The records below must be written out exactly, with every picture left behind.

### RECORDS TO PROCESS ###

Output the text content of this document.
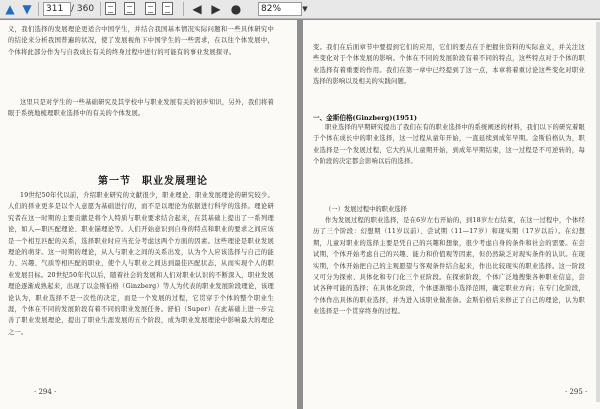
▲ ▼
311	/ 360	◀ ▶ ●	82%	▼

义，我们选择的发展理论更适合中国学生，并结合我国基本情况实际问题和一些具体研究中的结论来分析我国普遍的状况，使了发展视角下中国学生的一些需求，在以往个体发展中，个体将此部分作为与自我成长有关的终身过程中进行的可能有的事业发展探寻。

这里只是对学生的一些基础研究及其学校中与职业发展有关的初步知识，另外，我们将着眼于系统地梳理职业选择中的有关的个体发展。

第一节　职业发展理论

19世纪50年代以前，介绍职业研究的文献很少，职业理论、职业发展理论的研究较少。人们的择业更多是以个人意愿为基础进行的，而不是以理论为依据进行科学的选择。理论研究者在这一时期的主要贡献是将个人特质与职业要求结合起来，在其基础上提出了一系列理论，如人—职匹配理论、职业锚理论等。人们开始意识到自身的特点和职业的要求之间应该是一个相互匹配的关系，选择职业时应当充分考虑这两个方面的因素。这些理论是职业发展理论的萌芽。这一时期的理论，从人与职业之间的关系出发，认为个人应该选择与自己的能力、兴趣、气质等相匹配的职业，使个人与职业之间达到最佳匹配状态，从而实现个人的职业发展目标。20世纪50年代以后，随着社会的发展和人们对职业认识的不断深入，职业发展理论逐渐成熟起来，出现了以金斯伯格（Ginzberg）等人为代表的职业发展阶段理论，该理论认为，职业选择不是一次性的决定，而是一个发展的过程，它贯穿于个体的整个职业生涯，个体在不同的发展阶段有着不同的职业发展任务。舒伯（Super）在此基础上进一步完善了职业发展理论，提出了职业生涯发展的五个阶段，成为职业发展理论中影响最大的理论之一。

· 294 ·

变。我们在后面章节中要提到它们的应用，它们的要点在于把握住资料的实际意义，并关注这些变化对于个体发展的影响。个体在不同的发展阶段有着不同的特点，这些特点对于个体的职业选择有着重要的作用。我们在第一章中已经提到了这一点，本章将着重讨论这些变化对职业选择的影响以及相关的实践问题。

一、金斯伯格(Ginzberg)(1951)

职业选择的早期研究提出了我们在有的职业选择中的系统阐述的材料，我们以下的研究着眼于个体在成长中的职业选择，这一过程从童年开始，一直延续到成年早期。金斯伯格认为，职业选择是一个发展过程，它大约从儿童期开始，到成年早期结束，这一过程是不可逆转的，每个阶段的决定都会影响以后的选择。

（一）发展过程中的职业选择

作为发展过程的职业选择，是在6岁左右开始的，到18岁左右结束，在这一过程中，个体经历了三个阶段：幻想期（11岁以前）、尝试期（11—17岁）和现实期（17岁以后）。在幻想期，儿童对职业的选择主要是凭自己的兴趣和想象，很少考虑自身的条件和社会的需要。在尝试期，个体开始考虑自己的兴趣、能力和价值观等因素，但仍然缺乏对现实条件的认识。在现实期，个体开始把自己的主观愿望与客观条件结合起来，作出比较现实的职业选择。这一阶段又可分为探索、具体化和专门化三个亚阶段。在探索阶段，个体广泛地搜集各种职业信息，尝试各种可能的选择；在具体化阶段，个体逐渐缩小选择范围，确定职业方向；在专门化阶段，个体作出具体的职业选择，并为进入该职业做准备。金斯伯格后来修正了自己的理论，认为职业选择是一个贯穿终身的过程。

· 295 ·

###

→ FINISHED TASK:
Output the text content of this document.
▲ ▼
311	/ 360	◀ ▶ ●	82%	▼

义，我们选择的发展理论更适合中国学生，并结合我国基本情况实际问题和一些具体研究中的结论来分析我国普遍的状况，使了发展视角下中国学生的一些需求，在以往个体发展中，个体将此部分作为与自我成长有关的终身过程中进行的可能有的事业发展探寻。

这里只是对学生的一些基础研究及其学校中与职业发展有关的初步知识，另外，我们将着眼于系统地梳理职业选择中的有关的个体发展。

第一节　职业发展理论

19世纪50年代以前，介绍职业研究的文献很少，职业理论、职业发展理论的研究较少。人们的择业更多是以个人意愿为基础进行的，而不是以理论为依据进行科学的选择。理论研究者在这一时期的主要贡献是将个人特质与职业要求结合起来，在其基础上提出了一系列理论，如人—职匹配理论、职业锚理论等。人们开始意识到自身的特点和职业的要求之间应该是一个相互匹配的关系，选择职业时应当充分考虑这两个方面的因素。这些理论是职业发展理论的萌芽。这一时期的理论，从人与职业之间的关系出发，认为个人应该选择与自己的能力、兴趣、气质等相匹配的职业，使个人与职业之间达到最佳匹配状态，从而实现个人的职业发展目标。20世纪50年代以后，随着社会的发展和人们对职业认识的不断深入，职业发展理论逐渐成熟起来，出现了以金斯伯格（Ginzberg）等人为代表的职业发展阶段理论，该理论认为，职业选择不是一次性的决定，而是一个发展的过程，它贯穿于个体的整个职业生涯，个体在不同的发展阶段有着不同的职业发展任务。舒伯（Super）在此基础上进一步完善了职业发展理论，提出了职业生涯发展的五个阶段，成为职业发展理论中影响最大的理论之一。

· 294 ·

变。我们在后面章节中要提到它们的应用，它们的要点在于把握住资料的实际意义，并关注这些变化对于个体发展的影响。个体在不同的发展阶段有着不同的特点，这些特点对于个体的职业选择有着重要的作用。我们在第一章中已经提到了这一点，本章将着重讨论这些变化对职业选择的影响以及相关的实践问题。

一、金斯伯格(Ginzberg)(1951)

职业选择的早期研究提出了我们在有的职业选择中的系统阐述的材料，我们以下的研究着眼于个体在成长中的职业选择，这一过程从童年开始，一直延续到成年早期。金斯伯格认为，职业选择是一个发展过程，它大约从儿童期开始，到成年早期结束，这一过程是不可逆转的，每个阶段的决定都会影响以后的选择。

（一）发展过程中的职业选择

作为发展过程的职业选择，是在6岁左右开始的，到18岁左右结束，在这一过程中，个体经历了三个阶段：幻想期（11岁以前）、尝试期（11—17岁）和现实期（17岁以后）。在幻想期，儿童对职业的选择主要是凭自己的兴趣和想象，很少考虑自身的条件和社会的需要。在尝试期，个体开始考虑自己的兴趣、能力和价值观等因素，但仍然缺乏对现实条件的认识。在现实期，个体开始把自己的主观愿望与客观条件结合起来，作出比较现实的职业选择。这一阶段又可分为探索、具体化和专门化三个亚阶段。在探索阶段，个体广泛地搜集各种职业信息，尝试各种可能的选择；在具体化阶段，个体逐渐缩小选择范围，确定职业方向；在专门化阶段，个体作出具体的职业选择，并为进入该职业做准备。金斯伯格后来修正了自己的理论，认为职业选择是一个贯穿终身的过程。

· 295 ·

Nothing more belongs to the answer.